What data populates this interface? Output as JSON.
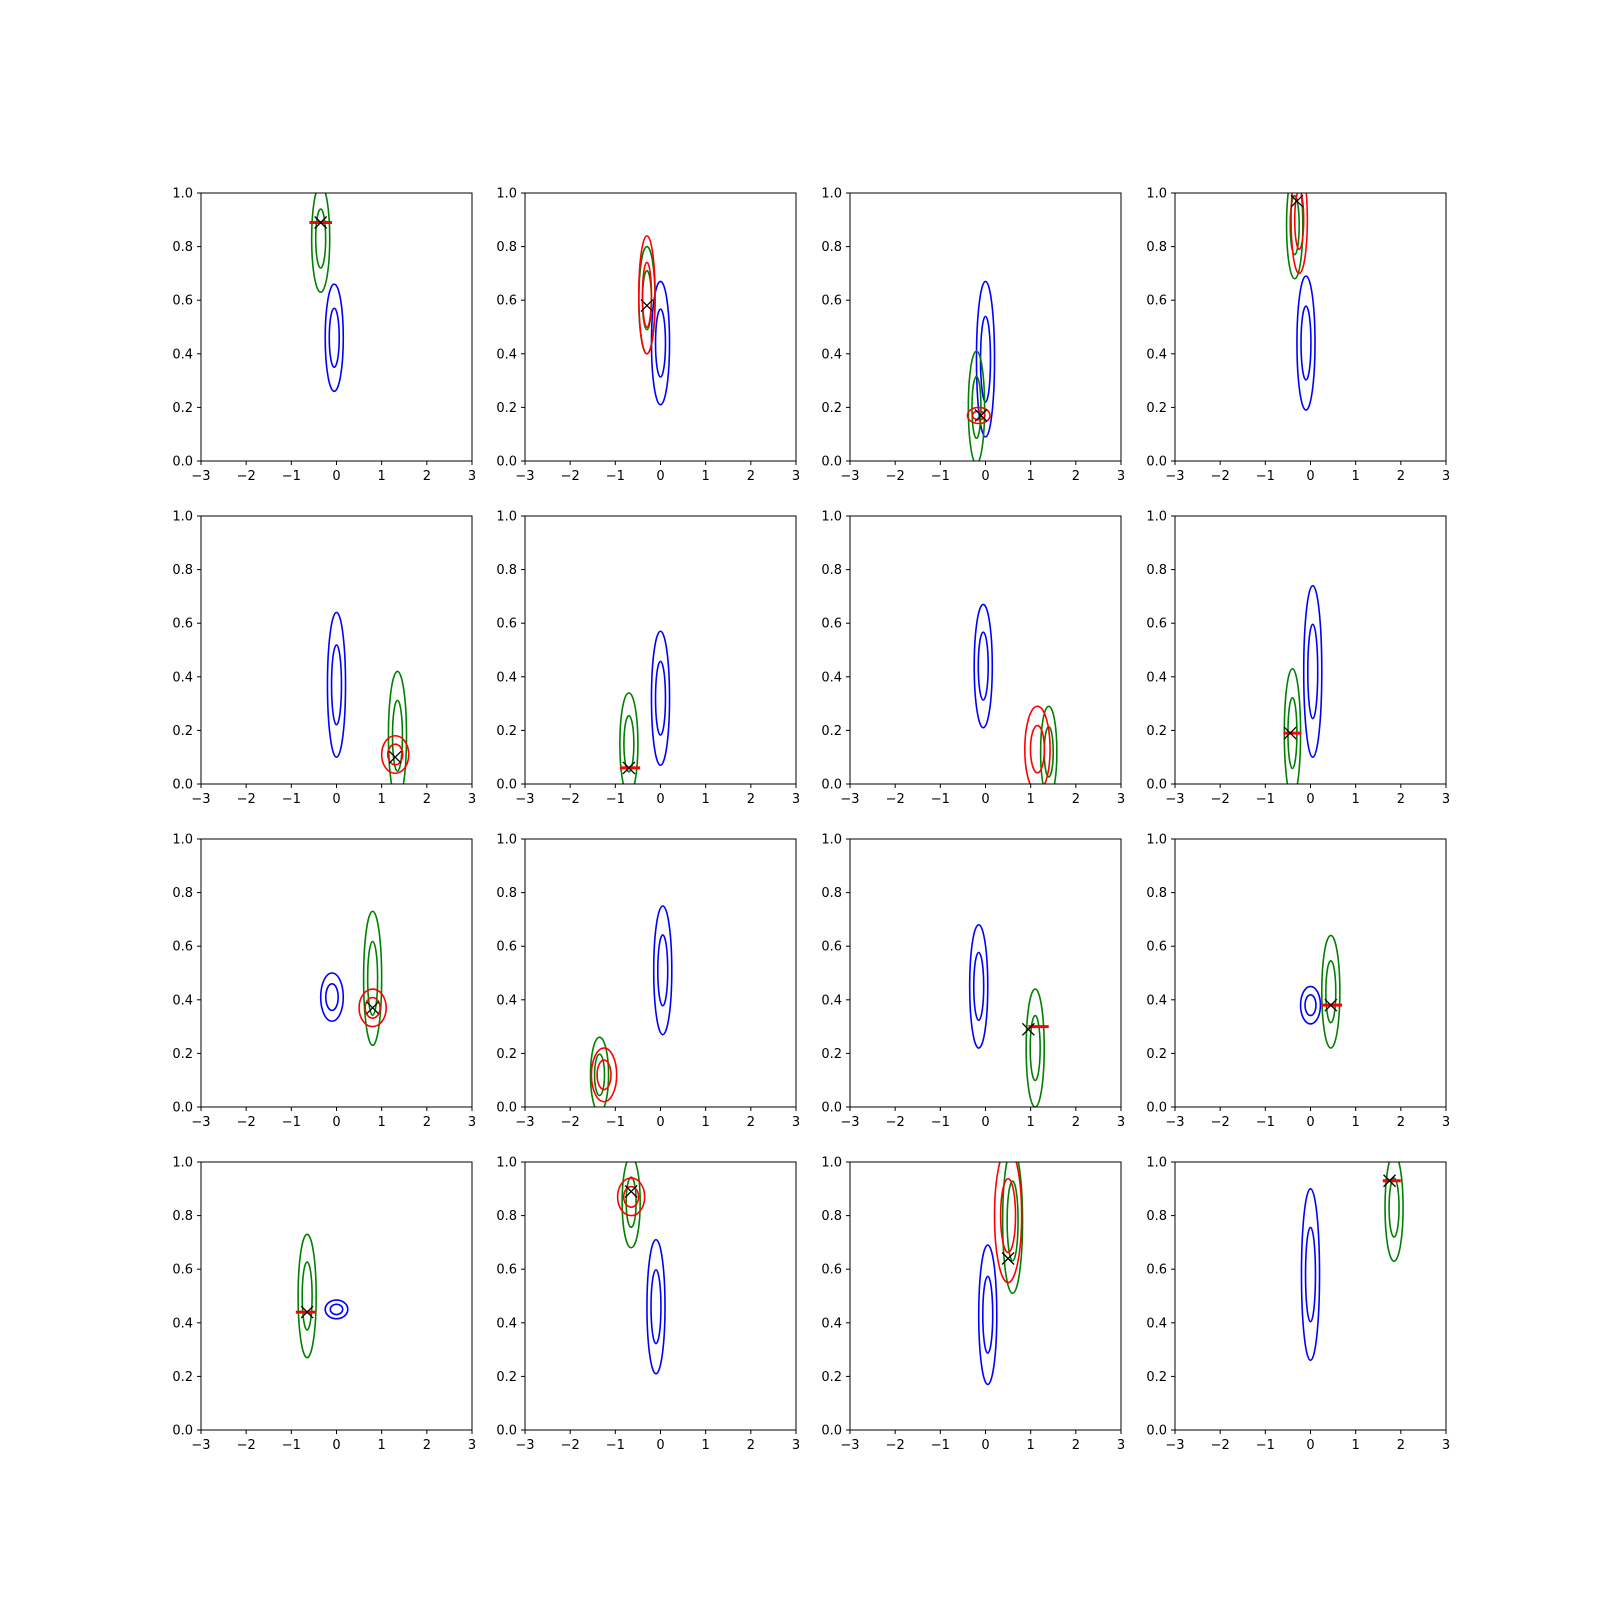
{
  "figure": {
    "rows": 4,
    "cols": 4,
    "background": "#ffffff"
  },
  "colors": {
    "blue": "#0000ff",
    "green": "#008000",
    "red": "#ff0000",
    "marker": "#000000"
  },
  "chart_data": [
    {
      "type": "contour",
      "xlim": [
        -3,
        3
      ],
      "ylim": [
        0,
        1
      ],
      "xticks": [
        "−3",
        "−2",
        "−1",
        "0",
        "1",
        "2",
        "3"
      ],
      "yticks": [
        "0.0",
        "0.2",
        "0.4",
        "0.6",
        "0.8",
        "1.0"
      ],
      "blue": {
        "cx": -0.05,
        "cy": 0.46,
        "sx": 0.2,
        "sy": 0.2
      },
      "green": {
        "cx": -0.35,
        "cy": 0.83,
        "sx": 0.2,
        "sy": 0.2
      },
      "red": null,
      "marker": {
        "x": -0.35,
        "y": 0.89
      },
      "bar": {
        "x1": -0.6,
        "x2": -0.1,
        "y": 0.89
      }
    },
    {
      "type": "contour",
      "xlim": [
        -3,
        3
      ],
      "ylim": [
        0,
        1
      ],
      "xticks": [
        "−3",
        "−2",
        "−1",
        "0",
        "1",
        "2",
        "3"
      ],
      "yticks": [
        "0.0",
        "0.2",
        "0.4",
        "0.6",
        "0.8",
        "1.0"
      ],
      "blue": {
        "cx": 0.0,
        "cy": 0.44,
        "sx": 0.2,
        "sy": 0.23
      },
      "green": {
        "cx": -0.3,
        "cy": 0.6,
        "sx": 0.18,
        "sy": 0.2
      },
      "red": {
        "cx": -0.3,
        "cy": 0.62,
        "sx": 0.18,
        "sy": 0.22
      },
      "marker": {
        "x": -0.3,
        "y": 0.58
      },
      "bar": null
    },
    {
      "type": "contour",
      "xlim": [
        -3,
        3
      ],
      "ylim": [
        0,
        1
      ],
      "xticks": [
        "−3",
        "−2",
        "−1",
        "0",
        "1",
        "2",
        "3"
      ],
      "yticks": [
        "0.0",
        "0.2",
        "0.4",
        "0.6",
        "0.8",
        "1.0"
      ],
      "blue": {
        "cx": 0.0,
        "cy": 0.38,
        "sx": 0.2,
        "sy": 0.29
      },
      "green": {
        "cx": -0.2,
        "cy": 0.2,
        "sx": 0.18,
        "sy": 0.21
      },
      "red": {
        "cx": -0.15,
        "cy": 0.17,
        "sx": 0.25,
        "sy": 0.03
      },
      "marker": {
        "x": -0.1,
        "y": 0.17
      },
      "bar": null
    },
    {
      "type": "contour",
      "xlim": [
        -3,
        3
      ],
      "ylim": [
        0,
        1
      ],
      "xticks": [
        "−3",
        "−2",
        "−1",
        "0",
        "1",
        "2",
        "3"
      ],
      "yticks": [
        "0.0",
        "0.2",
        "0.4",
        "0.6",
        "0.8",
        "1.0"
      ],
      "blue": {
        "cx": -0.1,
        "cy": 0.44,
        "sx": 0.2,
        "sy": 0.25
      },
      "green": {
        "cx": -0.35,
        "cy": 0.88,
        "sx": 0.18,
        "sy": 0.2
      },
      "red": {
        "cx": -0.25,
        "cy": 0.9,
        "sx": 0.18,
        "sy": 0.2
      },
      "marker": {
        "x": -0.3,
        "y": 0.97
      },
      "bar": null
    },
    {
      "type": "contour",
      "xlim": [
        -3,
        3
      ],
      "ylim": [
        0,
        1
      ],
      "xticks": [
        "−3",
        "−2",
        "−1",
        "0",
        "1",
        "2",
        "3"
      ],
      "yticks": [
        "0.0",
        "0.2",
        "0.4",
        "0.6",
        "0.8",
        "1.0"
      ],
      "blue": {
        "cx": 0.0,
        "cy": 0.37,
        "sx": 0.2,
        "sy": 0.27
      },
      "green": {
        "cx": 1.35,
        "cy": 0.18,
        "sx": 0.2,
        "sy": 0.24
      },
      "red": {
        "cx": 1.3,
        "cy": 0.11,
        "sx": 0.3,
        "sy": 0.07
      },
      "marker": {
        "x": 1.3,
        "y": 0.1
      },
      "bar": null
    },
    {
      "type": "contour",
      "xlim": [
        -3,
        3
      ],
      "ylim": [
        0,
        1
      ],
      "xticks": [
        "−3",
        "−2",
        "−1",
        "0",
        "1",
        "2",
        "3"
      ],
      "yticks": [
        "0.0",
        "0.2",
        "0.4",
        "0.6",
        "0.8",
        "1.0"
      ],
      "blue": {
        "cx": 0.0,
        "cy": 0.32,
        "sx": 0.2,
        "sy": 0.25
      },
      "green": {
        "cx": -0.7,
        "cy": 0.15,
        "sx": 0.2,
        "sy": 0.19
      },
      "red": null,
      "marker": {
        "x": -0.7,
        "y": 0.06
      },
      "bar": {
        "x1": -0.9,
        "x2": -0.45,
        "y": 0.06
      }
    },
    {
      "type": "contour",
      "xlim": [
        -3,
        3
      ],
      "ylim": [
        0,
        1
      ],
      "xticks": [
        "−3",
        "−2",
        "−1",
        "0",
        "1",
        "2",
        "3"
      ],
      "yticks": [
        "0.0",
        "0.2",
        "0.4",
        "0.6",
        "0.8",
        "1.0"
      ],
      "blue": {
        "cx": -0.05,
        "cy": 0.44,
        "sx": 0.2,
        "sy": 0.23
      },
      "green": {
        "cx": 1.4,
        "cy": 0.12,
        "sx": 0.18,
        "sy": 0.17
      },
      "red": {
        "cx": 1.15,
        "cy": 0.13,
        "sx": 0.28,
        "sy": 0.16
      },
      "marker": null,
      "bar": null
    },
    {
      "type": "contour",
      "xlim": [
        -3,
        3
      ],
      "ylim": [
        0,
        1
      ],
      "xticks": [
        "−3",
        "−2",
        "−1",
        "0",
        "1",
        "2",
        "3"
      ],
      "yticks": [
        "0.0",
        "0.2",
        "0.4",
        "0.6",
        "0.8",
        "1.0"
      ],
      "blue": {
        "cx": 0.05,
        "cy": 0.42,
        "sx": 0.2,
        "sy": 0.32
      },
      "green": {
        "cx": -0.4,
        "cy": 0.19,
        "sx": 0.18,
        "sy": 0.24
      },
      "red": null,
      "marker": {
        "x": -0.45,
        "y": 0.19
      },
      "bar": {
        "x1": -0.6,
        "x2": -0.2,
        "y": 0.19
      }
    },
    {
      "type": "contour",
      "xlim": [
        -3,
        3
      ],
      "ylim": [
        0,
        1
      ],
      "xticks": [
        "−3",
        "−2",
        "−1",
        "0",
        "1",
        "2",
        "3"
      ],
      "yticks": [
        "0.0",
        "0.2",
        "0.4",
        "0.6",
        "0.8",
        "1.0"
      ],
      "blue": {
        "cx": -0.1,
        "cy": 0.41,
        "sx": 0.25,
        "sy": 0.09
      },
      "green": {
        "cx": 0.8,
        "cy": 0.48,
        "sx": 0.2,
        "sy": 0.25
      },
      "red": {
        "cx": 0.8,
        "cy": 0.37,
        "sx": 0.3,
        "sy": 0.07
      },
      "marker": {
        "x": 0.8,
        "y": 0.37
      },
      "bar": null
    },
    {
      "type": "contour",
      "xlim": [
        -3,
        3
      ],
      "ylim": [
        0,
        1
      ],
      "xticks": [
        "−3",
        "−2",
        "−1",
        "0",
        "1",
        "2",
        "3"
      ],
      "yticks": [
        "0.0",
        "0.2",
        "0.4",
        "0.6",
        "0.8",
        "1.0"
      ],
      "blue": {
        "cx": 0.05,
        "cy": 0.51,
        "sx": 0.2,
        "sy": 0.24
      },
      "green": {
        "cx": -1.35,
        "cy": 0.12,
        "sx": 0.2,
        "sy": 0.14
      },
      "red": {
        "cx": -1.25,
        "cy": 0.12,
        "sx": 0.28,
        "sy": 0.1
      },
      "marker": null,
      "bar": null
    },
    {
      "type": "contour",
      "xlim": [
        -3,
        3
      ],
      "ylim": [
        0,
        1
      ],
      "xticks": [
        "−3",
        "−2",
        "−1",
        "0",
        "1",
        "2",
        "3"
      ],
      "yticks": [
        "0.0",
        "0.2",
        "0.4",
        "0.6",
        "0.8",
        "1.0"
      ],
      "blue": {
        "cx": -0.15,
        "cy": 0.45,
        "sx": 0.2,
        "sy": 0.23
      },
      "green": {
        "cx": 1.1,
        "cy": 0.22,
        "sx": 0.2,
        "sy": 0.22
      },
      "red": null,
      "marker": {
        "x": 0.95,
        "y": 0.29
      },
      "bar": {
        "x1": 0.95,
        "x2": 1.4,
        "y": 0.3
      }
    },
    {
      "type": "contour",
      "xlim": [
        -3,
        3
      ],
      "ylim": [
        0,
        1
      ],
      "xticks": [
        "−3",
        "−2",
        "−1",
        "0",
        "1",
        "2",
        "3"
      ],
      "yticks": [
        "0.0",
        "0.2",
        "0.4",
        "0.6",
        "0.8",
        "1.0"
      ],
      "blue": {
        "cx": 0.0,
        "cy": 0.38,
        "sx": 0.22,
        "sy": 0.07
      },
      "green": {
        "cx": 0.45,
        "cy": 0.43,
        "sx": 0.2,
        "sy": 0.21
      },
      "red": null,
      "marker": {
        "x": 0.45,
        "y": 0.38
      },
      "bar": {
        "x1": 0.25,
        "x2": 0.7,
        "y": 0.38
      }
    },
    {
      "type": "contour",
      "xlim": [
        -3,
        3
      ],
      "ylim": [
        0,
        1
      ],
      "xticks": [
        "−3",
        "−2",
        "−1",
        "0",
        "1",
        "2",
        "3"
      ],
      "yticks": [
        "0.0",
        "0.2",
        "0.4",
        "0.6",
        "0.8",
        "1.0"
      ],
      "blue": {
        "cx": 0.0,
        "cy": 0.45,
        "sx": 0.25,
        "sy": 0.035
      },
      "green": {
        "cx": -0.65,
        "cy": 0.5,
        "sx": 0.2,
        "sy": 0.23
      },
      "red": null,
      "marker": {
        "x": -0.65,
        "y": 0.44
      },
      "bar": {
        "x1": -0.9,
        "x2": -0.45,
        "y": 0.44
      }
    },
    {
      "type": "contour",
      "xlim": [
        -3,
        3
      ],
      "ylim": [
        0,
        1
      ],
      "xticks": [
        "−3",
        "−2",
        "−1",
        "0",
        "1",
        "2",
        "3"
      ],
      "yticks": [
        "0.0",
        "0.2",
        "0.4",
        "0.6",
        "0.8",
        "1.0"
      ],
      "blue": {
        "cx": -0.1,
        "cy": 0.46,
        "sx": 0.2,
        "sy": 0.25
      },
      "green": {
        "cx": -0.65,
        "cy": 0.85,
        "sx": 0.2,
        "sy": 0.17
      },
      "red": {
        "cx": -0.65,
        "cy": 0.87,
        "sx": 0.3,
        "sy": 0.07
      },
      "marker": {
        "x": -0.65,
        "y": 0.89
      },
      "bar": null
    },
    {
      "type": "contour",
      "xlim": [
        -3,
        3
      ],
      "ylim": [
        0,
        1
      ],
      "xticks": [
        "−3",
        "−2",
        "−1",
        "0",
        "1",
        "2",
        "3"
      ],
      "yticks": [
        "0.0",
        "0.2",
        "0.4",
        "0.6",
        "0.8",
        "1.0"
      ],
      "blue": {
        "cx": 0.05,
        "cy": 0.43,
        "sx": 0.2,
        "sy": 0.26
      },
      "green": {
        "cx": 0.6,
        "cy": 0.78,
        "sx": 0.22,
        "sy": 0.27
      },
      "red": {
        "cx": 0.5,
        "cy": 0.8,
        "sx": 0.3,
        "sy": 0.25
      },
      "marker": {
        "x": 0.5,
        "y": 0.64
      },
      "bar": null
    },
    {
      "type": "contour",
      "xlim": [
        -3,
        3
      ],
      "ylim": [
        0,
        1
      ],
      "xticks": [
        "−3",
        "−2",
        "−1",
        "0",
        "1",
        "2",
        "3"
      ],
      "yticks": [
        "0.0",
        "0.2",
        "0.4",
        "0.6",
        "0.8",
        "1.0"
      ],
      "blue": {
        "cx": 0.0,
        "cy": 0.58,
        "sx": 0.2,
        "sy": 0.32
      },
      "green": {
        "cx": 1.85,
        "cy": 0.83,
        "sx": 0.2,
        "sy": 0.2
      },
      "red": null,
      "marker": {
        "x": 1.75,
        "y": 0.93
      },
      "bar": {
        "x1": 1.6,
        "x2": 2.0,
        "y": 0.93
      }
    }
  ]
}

--*--

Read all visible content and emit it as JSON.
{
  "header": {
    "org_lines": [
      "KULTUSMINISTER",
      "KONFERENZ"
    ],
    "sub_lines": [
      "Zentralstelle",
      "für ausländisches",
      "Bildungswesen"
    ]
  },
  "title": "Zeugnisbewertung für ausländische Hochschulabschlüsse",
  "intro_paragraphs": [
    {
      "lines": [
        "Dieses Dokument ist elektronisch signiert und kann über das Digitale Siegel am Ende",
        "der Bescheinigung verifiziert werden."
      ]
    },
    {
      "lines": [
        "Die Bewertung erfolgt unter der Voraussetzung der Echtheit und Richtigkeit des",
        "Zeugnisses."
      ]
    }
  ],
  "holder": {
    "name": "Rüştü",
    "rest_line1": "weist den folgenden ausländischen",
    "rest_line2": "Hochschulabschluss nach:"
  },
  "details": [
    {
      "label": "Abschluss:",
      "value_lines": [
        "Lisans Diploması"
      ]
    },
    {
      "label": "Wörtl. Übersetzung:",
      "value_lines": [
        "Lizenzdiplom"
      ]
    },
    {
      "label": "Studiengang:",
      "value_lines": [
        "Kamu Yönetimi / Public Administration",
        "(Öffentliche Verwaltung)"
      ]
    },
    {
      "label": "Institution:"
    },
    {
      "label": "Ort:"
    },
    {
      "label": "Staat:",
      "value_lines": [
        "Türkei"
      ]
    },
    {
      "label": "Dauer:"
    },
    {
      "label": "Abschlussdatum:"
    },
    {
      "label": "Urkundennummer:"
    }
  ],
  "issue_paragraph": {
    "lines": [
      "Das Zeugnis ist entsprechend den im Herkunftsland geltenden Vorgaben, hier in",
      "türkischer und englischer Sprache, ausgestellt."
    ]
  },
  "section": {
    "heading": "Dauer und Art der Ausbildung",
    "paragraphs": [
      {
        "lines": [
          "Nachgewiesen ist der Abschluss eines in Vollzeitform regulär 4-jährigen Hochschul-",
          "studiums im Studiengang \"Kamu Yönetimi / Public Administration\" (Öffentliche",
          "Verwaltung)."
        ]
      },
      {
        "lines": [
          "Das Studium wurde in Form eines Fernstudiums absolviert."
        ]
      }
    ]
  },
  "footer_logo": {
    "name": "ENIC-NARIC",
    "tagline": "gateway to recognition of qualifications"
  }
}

--*--

EXERCISE DIRECTIONS
In the material above, find each line that contains the word "Kamu", and select it.

WRITTEN SOLUTION
        "Kamu Yönetimi / Public Administration",
          "studiums im Studiengang \"Kamu Yönetimi / Public Administration\" (Öffentliche",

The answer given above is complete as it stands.